- **READING PASSAGE**:
* BEGIN *

Anmelder Mitsui Petrochemical Industries, Ltd., Tokio/Tokyo, JP
Erfinder Tanaka, Hirosi, Chiyoda-ku Tokyo 100, JP;
Morisige, Kozo, Chiyoda-ku Tokyo 100, JP
Vertreter derzeit kein Vertreter bestellt
DE-Aktenzeichen 68919767
Vertragsstaaten AT, BE, CH, DE, ES, FR, GB, GR, IT, LI, LU, NL, SE
Sprache des Dokument En
EP-Anmeldetag 21.07.1989
EP-Aktenzeichen 893074369
EP-Offenlegungsdatum 24.01.1990
EP date of grant 07.12.1994
Veröffentlichungstag im Patentblatt 19.01.1995
IPC-Hauptklasse B29C 49/18
IPC-Nebenklasse B29C 49/14   B29C 49/76   

Beschreibung[en]

The present invention relates to a method of producing a flat container that has thick walls in the mouth and shoulder portions and thin walls in its body and has a high flatness.

It is fairly difficult to produce containers, in particular flat ones, having thick walls in the mouth and shoulder portions and thin walls in the body. None of the methods proposed so far are completely satisfactory. Such containers are currently produced by the following methods:

   a method using a flat parison in combination with a parison controller;

   a method using a lateral expander (Japanese Patent Public Disclosure No 61-134224) which expands the edges of a full length parison beyond the edges of a mould; and

   a sheet blowing technique.

These methods however have their own problems. The first method produces a flat mouth portion and involves difficulty in providing a uniform wall-thickness distribution in the body. The second method involves difficulty in achieving a uniform wall-thickness distribution in the body. The third method presents difficulty in attaining a uniform wall-thickness distribution in the mouth portion.

A further method is described in JP-A-63/42,834 which describes a method of producing a container in which the cylindrical shoulder of the container is moulded to be thicker than the body. The shoulder is moulded first, the parison is then drawn downwards to the full length of the container. It is then confined in a mould and expanded. The prior art portion of claim 1 is based upon the disclosure of this document.

Further, WO-A-87/04,661 also describes a method of producing a flat container which expands a full length parison to fill an intermediate mould and then confines it within a further mould to achieve its final, flat shape.

It is an aim of the present invention to overcome disadvantages associated with the prior art.

According to the present invention, there is provided a process for producing a blow moulded container from molten resin, said process comprising the steps of:

   extruding the molten resin from a die head to form a parison;

   closing the bottom of said parison by pinching;

   preforming part of the parison into a thick-walled portion while forcing a fluid into the parison at a sufficient pressure to prevent contact between the inner surfaces of the parison;

   drawing the remainder of the parison longitudinally to a length at least 1.1 times its original length while the parison is at a temperature not lower than the melting point of the resin;

   confining the parison in a split mould having a cavity of a shape conforming to that of said container; and

   forcing a pressurised fluid into the parison confined in said mould so that the parison is forced into close contact with the inside surfaces of the mould cavity;

   characterised in that, before confining the parison in the split mould, the parison is expanded to form a thin walled portion, by using a fluid under pressure to create a pressure differential across the wall of the parison, the parison being expanded such that the outer side surfaces of the parison will extend beyond side edges of the mould cavity as the parts of the mould are brought together to cause side portions of the parison to be fused together.

* END *

- **SUPPLIED RECORDS**:
* BEGIN *

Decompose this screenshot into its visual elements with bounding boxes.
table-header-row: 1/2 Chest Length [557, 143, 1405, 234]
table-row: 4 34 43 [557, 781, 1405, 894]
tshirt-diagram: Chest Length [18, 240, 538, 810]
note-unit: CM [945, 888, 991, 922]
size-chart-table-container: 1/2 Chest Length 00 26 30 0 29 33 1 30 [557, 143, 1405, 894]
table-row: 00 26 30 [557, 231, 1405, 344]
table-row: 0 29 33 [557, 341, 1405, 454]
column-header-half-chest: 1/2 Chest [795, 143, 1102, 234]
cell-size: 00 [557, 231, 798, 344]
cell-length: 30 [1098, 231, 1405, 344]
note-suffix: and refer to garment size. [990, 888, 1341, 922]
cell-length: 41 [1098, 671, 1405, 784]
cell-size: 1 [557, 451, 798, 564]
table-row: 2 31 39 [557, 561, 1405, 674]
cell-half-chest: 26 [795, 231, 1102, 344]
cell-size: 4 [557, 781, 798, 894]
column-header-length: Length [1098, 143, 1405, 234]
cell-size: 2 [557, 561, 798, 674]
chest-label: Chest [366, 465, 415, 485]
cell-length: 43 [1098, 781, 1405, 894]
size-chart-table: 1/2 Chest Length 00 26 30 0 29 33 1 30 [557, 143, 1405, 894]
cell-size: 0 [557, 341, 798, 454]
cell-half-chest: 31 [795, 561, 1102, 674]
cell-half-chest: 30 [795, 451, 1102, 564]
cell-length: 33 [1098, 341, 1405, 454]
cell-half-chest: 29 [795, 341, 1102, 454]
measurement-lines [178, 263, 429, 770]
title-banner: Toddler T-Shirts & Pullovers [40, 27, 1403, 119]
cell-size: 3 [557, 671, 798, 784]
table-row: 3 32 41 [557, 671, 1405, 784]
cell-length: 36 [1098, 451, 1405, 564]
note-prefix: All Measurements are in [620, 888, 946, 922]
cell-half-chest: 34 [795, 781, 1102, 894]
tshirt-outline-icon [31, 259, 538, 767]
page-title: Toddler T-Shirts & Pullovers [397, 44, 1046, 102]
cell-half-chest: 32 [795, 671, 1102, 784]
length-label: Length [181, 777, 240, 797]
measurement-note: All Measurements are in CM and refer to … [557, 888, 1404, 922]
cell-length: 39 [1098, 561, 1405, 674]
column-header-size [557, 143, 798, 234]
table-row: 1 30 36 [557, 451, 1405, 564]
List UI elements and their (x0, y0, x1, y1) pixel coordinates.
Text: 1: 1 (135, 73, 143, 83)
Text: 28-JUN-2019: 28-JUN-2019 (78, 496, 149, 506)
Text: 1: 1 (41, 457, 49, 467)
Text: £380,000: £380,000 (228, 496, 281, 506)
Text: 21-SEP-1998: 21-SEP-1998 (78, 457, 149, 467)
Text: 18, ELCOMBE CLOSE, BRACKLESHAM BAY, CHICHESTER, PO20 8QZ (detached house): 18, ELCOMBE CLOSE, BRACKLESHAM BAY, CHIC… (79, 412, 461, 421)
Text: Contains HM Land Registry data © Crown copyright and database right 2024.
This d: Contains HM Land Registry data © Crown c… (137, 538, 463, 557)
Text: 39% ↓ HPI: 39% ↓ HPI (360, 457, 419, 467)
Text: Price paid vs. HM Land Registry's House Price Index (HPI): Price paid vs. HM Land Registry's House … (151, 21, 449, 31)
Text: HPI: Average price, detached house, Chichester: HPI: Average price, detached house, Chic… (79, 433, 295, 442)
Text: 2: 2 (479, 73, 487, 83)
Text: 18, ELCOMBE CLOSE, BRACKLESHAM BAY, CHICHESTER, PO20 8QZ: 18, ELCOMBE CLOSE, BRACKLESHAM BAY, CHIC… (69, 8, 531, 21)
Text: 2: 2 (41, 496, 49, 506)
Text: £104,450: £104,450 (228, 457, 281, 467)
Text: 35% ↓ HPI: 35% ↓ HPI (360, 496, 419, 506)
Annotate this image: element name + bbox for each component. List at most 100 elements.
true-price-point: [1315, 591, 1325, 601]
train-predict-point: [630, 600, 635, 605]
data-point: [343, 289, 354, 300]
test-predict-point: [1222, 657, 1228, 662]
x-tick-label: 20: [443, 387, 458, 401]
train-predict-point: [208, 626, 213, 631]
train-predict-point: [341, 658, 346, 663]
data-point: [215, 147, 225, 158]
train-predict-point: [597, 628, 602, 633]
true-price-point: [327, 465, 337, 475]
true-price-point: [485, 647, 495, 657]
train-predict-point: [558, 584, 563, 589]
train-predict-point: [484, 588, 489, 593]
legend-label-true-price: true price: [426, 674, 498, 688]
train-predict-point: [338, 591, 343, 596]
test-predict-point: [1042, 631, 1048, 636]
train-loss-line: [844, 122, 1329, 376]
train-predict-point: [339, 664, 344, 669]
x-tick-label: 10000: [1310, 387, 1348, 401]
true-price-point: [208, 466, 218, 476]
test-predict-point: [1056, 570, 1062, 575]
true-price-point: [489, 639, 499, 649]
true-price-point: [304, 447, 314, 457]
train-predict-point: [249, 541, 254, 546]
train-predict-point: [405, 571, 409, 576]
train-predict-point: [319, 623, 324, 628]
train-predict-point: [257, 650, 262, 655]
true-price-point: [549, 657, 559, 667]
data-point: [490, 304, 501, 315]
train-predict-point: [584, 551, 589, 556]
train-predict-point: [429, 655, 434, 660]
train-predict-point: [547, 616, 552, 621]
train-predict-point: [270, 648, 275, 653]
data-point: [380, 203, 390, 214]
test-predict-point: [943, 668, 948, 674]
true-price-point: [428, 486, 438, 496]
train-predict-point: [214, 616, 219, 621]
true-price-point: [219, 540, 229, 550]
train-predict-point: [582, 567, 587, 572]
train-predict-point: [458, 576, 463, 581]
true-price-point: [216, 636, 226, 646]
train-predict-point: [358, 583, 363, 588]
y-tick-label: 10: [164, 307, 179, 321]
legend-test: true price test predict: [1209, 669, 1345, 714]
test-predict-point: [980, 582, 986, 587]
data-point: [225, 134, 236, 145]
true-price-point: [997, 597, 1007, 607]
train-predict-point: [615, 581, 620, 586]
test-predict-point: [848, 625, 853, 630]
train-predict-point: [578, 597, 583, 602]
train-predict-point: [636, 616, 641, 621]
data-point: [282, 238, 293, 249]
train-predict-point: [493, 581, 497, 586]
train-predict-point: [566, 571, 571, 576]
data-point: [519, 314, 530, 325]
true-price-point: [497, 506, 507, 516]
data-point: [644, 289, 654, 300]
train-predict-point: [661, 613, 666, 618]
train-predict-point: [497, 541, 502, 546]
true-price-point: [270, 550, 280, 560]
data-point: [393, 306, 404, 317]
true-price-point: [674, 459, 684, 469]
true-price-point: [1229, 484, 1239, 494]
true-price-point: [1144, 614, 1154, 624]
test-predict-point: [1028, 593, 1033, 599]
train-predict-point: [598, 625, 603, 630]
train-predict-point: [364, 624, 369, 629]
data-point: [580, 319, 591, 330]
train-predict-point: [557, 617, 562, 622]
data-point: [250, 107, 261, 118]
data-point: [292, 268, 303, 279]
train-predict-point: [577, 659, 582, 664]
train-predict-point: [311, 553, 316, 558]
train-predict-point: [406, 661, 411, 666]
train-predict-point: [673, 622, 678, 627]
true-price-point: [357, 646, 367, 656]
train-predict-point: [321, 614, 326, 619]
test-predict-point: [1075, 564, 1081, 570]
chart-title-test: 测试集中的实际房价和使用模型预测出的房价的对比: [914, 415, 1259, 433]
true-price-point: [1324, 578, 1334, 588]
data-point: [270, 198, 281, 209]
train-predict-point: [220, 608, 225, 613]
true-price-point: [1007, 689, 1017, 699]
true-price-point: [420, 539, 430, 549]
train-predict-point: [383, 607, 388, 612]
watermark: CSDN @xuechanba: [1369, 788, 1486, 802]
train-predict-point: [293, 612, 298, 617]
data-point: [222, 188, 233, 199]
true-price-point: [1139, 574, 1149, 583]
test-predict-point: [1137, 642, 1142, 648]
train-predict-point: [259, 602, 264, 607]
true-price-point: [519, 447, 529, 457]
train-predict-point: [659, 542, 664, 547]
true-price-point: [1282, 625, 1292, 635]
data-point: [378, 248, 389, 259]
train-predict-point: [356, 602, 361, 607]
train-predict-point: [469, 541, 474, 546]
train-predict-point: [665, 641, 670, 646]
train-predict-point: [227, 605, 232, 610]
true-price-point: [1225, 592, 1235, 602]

* END *

- **WRITTEN TASK**: According to the patent description, why is a fluid forced into the parison while part of it is preformed into a thick-walled portion? Answer in one to three sentences. The lines play no part in this exercise.

- **RESULT**: The fluid is forced in at a pressure high enough to prevent the inner surfaces of the parison from coming into contact with one another.